Goal of the exercise ▸ Your answer should be a single number: the count of lines that include the word "KUCOIN".

Records for this exercise ▸
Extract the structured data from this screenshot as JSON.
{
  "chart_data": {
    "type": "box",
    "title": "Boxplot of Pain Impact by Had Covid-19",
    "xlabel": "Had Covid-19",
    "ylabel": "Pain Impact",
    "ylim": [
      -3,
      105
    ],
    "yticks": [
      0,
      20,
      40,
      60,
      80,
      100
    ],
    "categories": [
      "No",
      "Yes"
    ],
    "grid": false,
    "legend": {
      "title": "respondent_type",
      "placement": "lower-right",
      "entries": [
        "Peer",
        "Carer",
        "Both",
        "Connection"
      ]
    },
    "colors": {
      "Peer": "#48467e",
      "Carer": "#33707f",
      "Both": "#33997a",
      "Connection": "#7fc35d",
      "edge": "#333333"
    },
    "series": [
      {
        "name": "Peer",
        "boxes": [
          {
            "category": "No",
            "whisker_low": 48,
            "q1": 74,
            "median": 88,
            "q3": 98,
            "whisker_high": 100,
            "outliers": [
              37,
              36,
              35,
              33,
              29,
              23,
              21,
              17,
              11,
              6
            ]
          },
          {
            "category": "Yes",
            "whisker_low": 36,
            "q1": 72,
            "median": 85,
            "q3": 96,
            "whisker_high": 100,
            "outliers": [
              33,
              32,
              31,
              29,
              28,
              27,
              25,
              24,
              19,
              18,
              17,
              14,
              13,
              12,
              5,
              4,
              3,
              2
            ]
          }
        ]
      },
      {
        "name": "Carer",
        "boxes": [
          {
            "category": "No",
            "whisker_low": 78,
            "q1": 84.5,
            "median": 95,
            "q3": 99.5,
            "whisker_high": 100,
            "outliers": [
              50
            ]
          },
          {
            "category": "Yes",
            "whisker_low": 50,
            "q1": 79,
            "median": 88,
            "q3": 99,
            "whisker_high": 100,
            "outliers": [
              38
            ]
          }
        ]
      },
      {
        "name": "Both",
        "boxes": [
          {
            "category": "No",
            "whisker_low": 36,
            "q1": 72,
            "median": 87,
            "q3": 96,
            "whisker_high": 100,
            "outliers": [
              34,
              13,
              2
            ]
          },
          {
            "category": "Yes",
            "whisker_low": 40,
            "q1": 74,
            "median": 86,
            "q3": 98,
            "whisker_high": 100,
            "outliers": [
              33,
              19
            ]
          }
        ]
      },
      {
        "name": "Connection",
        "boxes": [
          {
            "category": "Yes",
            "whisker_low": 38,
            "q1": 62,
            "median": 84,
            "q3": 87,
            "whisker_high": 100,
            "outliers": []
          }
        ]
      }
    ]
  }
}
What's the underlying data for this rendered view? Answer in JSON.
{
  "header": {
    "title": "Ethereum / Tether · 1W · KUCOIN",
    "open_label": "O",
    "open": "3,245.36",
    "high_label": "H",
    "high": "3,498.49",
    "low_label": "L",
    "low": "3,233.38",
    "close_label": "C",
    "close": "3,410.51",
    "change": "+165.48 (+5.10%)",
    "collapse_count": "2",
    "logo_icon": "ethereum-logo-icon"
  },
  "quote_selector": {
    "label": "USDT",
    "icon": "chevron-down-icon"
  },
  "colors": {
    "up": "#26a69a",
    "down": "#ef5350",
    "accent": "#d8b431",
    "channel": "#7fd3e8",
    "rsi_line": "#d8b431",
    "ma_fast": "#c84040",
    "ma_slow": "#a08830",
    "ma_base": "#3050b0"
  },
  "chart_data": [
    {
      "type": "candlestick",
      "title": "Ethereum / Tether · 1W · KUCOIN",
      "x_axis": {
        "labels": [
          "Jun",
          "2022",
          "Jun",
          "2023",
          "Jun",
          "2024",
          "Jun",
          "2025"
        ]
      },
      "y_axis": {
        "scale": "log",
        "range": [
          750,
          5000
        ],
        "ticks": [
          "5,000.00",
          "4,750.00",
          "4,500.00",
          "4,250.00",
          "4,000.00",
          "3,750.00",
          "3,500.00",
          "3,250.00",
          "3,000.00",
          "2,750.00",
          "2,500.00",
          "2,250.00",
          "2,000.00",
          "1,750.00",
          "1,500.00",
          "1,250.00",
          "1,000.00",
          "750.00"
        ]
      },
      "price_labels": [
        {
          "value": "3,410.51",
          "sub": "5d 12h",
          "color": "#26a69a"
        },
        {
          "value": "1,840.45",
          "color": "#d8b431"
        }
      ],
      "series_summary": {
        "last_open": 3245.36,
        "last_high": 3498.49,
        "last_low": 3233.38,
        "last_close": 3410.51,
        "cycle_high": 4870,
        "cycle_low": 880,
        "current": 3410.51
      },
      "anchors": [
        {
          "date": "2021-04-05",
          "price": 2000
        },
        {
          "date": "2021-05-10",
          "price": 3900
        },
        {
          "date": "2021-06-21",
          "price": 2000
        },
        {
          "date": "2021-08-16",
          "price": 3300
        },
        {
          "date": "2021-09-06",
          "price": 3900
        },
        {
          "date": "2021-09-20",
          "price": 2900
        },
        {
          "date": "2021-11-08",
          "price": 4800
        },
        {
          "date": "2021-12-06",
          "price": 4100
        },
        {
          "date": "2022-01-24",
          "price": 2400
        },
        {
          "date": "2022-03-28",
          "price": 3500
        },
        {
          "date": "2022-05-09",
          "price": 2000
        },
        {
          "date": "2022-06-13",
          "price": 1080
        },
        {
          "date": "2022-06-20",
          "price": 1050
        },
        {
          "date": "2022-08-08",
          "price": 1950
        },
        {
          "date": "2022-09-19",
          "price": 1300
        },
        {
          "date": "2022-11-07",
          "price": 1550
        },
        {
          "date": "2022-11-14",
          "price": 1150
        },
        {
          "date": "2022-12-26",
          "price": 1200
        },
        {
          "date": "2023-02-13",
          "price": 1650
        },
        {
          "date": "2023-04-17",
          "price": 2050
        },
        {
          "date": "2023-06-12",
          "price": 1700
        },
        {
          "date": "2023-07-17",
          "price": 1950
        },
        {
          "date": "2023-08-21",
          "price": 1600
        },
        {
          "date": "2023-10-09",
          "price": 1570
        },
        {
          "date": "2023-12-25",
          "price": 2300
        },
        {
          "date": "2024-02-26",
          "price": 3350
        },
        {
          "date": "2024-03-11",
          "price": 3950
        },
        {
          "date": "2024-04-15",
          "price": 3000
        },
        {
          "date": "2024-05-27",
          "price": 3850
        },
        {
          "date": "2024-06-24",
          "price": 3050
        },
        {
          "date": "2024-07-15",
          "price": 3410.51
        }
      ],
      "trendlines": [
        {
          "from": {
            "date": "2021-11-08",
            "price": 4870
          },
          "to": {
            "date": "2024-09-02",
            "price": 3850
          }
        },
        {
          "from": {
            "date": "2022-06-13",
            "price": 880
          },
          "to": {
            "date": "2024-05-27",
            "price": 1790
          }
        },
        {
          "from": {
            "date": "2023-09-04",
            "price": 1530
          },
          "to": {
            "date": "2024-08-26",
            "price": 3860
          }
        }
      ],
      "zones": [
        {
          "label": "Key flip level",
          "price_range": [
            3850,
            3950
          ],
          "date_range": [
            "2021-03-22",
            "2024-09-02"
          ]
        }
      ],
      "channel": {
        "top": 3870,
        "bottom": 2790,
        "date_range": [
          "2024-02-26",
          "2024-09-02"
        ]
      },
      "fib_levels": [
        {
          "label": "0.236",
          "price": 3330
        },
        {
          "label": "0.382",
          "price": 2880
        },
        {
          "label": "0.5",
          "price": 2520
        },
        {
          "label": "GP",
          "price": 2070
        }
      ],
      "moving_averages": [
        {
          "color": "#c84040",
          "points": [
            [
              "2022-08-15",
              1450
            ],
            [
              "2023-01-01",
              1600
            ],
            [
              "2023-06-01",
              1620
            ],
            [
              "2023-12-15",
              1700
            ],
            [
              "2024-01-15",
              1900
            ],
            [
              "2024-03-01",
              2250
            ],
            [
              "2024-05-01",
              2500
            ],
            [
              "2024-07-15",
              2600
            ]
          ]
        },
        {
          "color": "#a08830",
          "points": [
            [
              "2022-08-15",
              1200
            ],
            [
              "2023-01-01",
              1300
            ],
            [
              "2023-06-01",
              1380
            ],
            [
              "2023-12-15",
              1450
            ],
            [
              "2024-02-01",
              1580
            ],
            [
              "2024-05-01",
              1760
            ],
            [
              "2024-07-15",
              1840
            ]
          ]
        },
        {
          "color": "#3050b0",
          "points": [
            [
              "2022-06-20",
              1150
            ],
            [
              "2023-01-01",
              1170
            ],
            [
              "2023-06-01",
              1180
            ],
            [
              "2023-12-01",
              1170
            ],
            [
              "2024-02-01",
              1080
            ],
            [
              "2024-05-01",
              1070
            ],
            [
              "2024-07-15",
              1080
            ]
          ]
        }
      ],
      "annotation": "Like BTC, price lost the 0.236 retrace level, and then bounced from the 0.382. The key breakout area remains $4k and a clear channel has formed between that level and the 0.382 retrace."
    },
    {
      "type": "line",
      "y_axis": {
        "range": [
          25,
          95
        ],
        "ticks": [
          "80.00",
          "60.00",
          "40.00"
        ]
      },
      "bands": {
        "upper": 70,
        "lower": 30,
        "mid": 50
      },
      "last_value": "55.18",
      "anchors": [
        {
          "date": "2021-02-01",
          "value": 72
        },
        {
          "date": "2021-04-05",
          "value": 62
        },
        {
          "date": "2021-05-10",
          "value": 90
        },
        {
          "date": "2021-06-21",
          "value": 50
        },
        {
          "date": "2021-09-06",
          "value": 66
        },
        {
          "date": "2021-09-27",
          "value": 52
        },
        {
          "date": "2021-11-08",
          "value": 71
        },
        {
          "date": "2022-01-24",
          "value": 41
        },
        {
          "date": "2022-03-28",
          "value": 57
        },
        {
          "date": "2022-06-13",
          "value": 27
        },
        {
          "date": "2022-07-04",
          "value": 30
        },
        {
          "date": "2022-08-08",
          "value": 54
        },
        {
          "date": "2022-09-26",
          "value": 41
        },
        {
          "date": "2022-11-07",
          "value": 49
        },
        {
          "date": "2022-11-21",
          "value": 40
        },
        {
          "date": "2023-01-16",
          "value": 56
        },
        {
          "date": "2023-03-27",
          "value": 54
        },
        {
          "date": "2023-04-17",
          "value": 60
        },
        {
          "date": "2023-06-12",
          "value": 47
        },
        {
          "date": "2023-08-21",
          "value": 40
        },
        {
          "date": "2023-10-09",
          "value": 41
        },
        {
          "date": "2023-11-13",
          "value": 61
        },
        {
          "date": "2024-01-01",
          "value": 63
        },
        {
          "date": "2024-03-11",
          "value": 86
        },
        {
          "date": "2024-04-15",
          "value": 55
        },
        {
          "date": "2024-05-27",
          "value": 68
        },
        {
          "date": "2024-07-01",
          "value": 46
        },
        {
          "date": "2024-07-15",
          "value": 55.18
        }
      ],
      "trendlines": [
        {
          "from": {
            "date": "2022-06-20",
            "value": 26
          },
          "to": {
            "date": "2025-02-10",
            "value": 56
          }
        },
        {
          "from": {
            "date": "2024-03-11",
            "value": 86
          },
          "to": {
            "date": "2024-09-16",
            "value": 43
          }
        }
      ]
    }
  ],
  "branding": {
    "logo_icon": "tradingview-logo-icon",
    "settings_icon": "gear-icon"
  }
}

Task result ▸ 2